== Your task ==
Leave out the pictures and copy everything else below exactly.
— start of Source records —
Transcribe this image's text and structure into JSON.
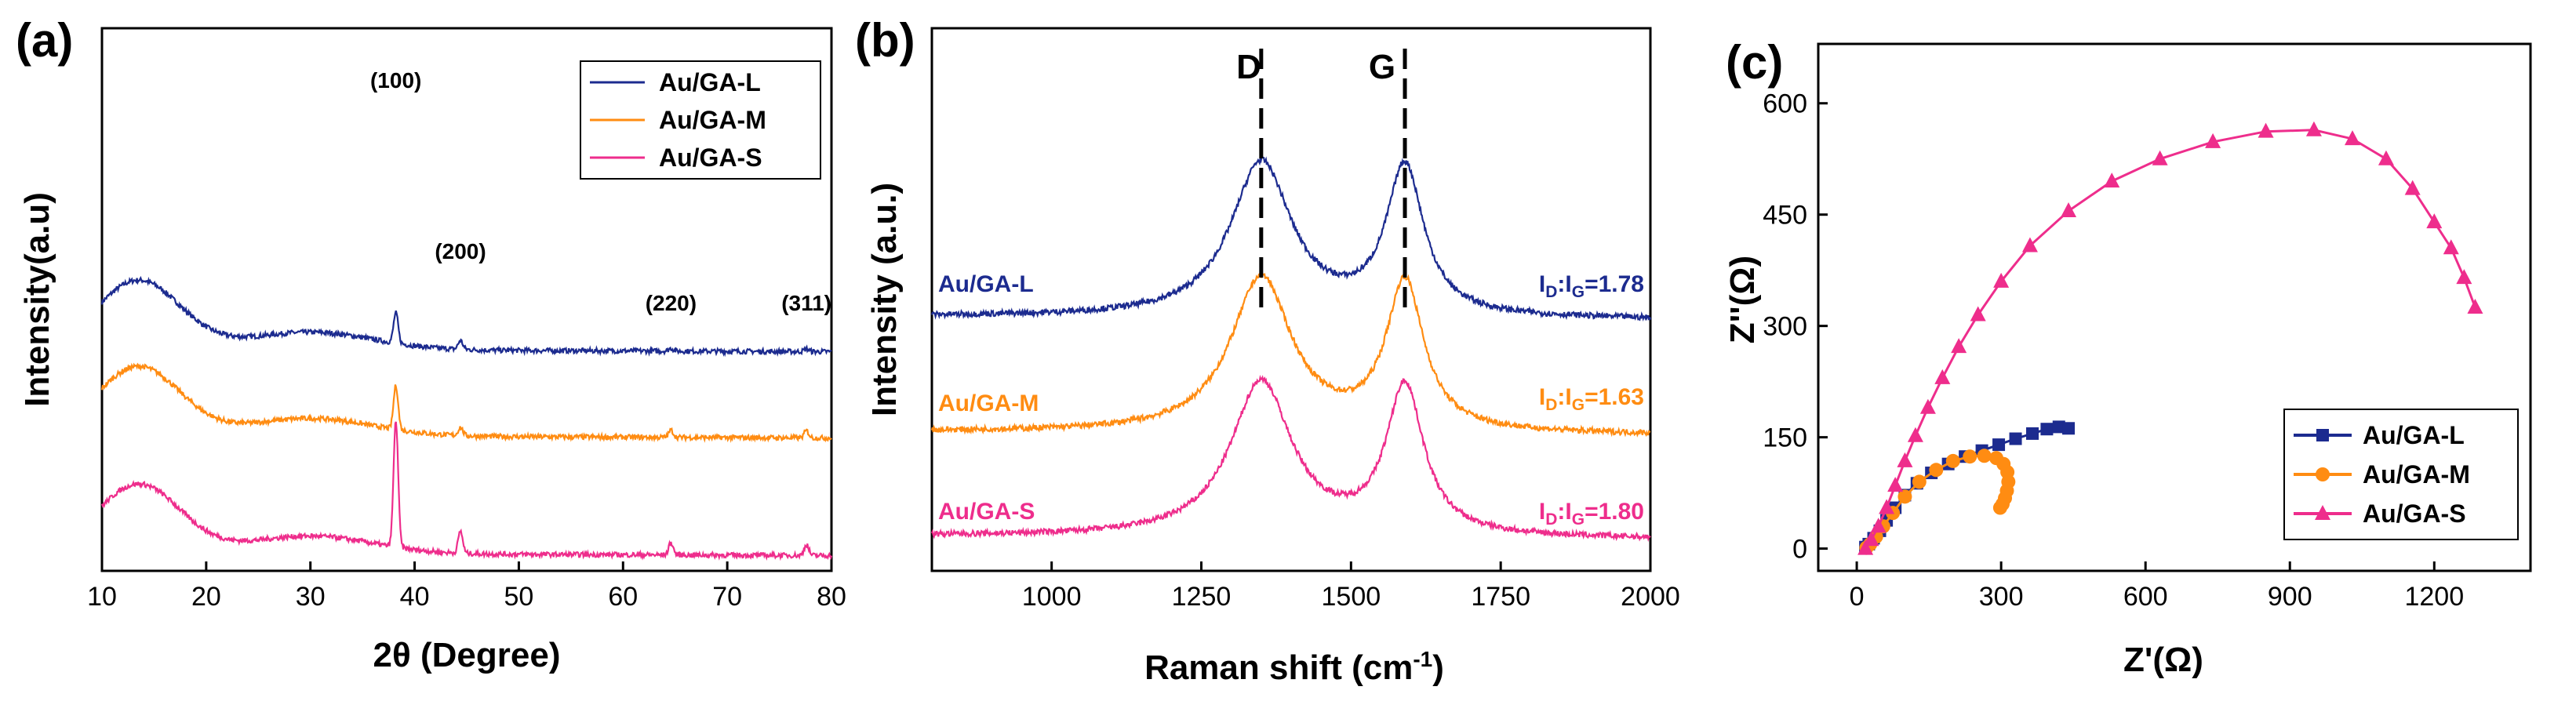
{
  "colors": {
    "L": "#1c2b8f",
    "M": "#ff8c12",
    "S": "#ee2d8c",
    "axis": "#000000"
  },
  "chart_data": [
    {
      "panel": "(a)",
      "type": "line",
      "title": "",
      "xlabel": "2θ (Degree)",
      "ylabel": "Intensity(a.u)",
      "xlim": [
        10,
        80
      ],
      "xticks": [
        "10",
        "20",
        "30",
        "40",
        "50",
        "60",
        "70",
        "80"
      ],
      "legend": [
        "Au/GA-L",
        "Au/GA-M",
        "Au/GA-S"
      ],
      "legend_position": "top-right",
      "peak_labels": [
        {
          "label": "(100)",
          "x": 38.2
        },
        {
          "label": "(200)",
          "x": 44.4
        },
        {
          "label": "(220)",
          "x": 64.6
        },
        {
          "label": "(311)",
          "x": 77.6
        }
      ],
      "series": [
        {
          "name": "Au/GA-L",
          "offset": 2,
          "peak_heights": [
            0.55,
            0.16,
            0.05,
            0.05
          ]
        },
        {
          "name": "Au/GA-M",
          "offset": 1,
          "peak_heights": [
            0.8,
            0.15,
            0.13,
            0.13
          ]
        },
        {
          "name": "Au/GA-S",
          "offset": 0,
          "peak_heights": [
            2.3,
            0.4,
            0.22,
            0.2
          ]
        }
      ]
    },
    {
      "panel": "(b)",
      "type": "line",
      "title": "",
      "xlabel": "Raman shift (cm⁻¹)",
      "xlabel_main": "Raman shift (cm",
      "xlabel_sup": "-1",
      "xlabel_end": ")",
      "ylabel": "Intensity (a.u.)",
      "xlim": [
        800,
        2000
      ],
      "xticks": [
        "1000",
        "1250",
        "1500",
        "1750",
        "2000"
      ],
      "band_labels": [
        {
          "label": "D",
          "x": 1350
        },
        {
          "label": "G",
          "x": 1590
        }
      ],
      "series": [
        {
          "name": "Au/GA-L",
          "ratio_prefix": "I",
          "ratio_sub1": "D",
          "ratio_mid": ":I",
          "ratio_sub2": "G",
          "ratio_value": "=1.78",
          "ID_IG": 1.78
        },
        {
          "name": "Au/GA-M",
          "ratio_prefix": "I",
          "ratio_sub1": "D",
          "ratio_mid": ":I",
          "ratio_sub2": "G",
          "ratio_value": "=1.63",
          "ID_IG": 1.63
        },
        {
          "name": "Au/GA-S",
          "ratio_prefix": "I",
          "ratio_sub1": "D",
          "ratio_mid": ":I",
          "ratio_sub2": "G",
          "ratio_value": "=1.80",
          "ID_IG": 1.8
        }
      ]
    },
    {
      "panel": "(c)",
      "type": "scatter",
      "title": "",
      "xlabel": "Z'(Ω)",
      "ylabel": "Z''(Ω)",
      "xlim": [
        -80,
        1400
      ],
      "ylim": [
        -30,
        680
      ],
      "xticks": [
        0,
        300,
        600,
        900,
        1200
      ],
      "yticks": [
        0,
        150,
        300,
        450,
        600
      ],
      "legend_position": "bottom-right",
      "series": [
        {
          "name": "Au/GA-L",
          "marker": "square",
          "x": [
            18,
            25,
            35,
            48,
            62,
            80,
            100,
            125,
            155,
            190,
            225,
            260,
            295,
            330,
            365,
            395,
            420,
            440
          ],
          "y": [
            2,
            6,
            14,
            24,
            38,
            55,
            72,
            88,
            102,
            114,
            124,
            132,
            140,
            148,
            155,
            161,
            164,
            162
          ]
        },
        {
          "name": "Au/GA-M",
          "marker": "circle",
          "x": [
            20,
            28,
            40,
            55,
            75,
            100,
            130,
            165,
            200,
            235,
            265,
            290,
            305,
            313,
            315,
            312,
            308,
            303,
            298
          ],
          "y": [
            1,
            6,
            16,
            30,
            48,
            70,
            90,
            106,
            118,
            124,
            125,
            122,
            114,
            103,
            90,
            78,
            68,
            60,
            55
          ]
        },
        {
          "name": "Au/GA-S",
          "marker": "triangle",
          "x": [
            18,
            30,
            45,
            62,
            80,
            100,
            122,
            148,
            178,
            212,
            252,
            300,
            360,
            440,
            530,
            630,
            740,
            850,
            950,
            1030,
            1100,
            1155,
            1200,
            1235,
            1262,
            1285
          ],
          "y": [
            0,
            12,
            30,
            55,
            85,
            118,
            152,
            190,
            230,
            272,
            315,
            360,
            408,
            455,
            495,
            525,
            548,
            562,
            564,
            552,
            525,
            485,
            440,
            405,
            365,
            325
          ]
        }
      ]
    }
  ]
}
— end of Source records —
== Full answer ==
Transcribe this image's text and structure into JSON.
{
  "colors": {
    "L": "#1c2b8f",
    "M": "#ff8c12",
    "S": "#ee2d8c",
    "axis": "#000000"
  },
  "chart_data": [
    {
      "panel": "(a)",
      "type": "line",
      "title": "",
      "xlabel": "2θ (Degree)",
      "ylabel": "Intensity(a.u)",
      "xlim": [
        10,
        80
      ],
      "xticks": [
        "10",
        "20",
        "30",
        "40",
        "50",
        "60",
        "70",
        "80"
      ],
      "legend": [
        "Au/GA-L",
        "Au/GA-M",
        "Au/GA-S"
      ],
      "legend_position": "top-right",
      "peak_labels": [
        {
          "label": "(100)",
          "x": 38.2
        },
        {
          "label": "(200)",
          "x": 44.4
        },
        {
          "label": "(220)",
          "x": 64.6
        },
        {
          "label": "(311)",
          "x": 77.6
        }
      ],
      "series": [
        {
          "name": "Au/GA-L",
          "offset": 2,
          "peak_heights": [
            0.55,
            0.16,
            0.05,
            0.05
          ]
        },
        {
          "name": "Au/GA-M",
          "offset": 1,
          "peak_heights": [
            0.8,
            0.15,
            0.13,
            0.13
          ]
        },
        {
          "name": "Au/GA-S",
          "offset": 0,
          "peak_heights": [
            2.3,
            0.4,
            0.22,
            0.2
          ]
        }
      ]
    },
    {
      "panel": "(b)",
      "type": "line",
      "title": "",
      "xlabel": "Raman shift (cm⁻¹)",
      "xlabel_main": "Raman shift (cm",
      "xlabel_sup": "-1",
      "xlabel_end": ")",
      "ylabel": "Intensity (a.u.)",
      "xlim": [
        800,
        2000
      ],
      "xticks": [
        "1000",
        "1250",
        "1500",
        "1750",
        "2000"
      ],
      "band_labels": [
        {
          "label": "D",
          "x": 1350
        },
        {
          "label": "G",
          "x": 1590
        }
      ],
      "series": [
        {
          "name": "Au/GA-L",
          "ratio_prefix": "I",
          "ratio_sub1": "D",
          "ratio_mid": ":I",
          "ratio_sub2": "G",
          "ratio_value": "=1.78",
          "ID_IG": 1.78
        },
        {
          "name": "Au/GA-M",
          "ratio_prefix": "I",
          "ratio_sub1": "D",
          "ratio_mid": ":I",
          "ratio_sub2": "G",
          "ratio_value": "=1.63",
          "ID_IG": 1.63
        },
        {
          "name": "Au/GA-S",
          "ratio_prefix": "I",
          "ratio_sub1": "D",
          "ratio_mid": ":I",
          "ratio_sub2": "G",
          "ratio_value": "=1.80",
          "ID_IG": 1.8
        }
      ]
    },
    {
      "panel": "(c)",
      "type": "scatter",
      "title": "",
      "xlabel": "Z'(Ω)",
      "ylabel": "Z''(Ω)",
      "xlim": [
        -80,
        1400
      ],
      "ylim": [
        -30,
        680
      ],
      "xticks": [
        0,
        300,
        600,
        900,
        1200
      ],
      "yticks": [
        0,
        150,
        300,
        450,
        600
      ],
      "legend_position": "bottom-right",
      "series": [
        {
          "name": "Au/GA-L",
          "marker": "square",
          "x": [
            18,
            25,
            35,
            48,
            62,
            80,
            100,
            125,
            155,
            190,
            225,
            260,
            295,
            330,
            365,
            395,
            420,
            440
          ],
          "y": [
            2,
            6,
            14,
            24,
            38,
            55,
            72,
            88,
            102,
            114,
            124,
            132,
            140,
            148,
            155,
            161,
            164,
            162
          ]
        },
        {
          "name": "Au/GA-M",
          "marker": "circle",
          "x": [
            20,
            28,
            40,
            55,
            75,
            100,
            130,
            165,
            200,
            235,
            265,
            290,
            305,
            313,
            315,
            312,
            308,
            303,
            298
          ],
          "y": [
            1,
            6,
            16,
            30,
            48,
            70,
            90,
            106,
            118,
            124,
            125,
            122,
            114,
            103,
            90,
            78,
            68,
            60,
            55
          ]
        },
        {
          "name": "Au/GA-S",
          "marker": "triangle",
          "x": [
            18,
            30,
            45,
            62,
            80,
            100,
            122,
            148,
            178,
            212,
            252,
            300,
            360,
            440,
            530,
            630,
            740,
            850,
            950,
            1030,
            1100,
            1155,
            1200,
            1235,
            1262,
            1285
          ],
          "y": [
            0,
            12,
            30,
            55,
            85,
            118,
            152,
            190,
            230,
            272,
            315,
            360,
            408,
            455,
            495,
            525,
            548,
            562,
            564,
            552,
            525,
            485,
            440,
            405,
            365,
            325
          ]
        }
      ]
    }
  ]
}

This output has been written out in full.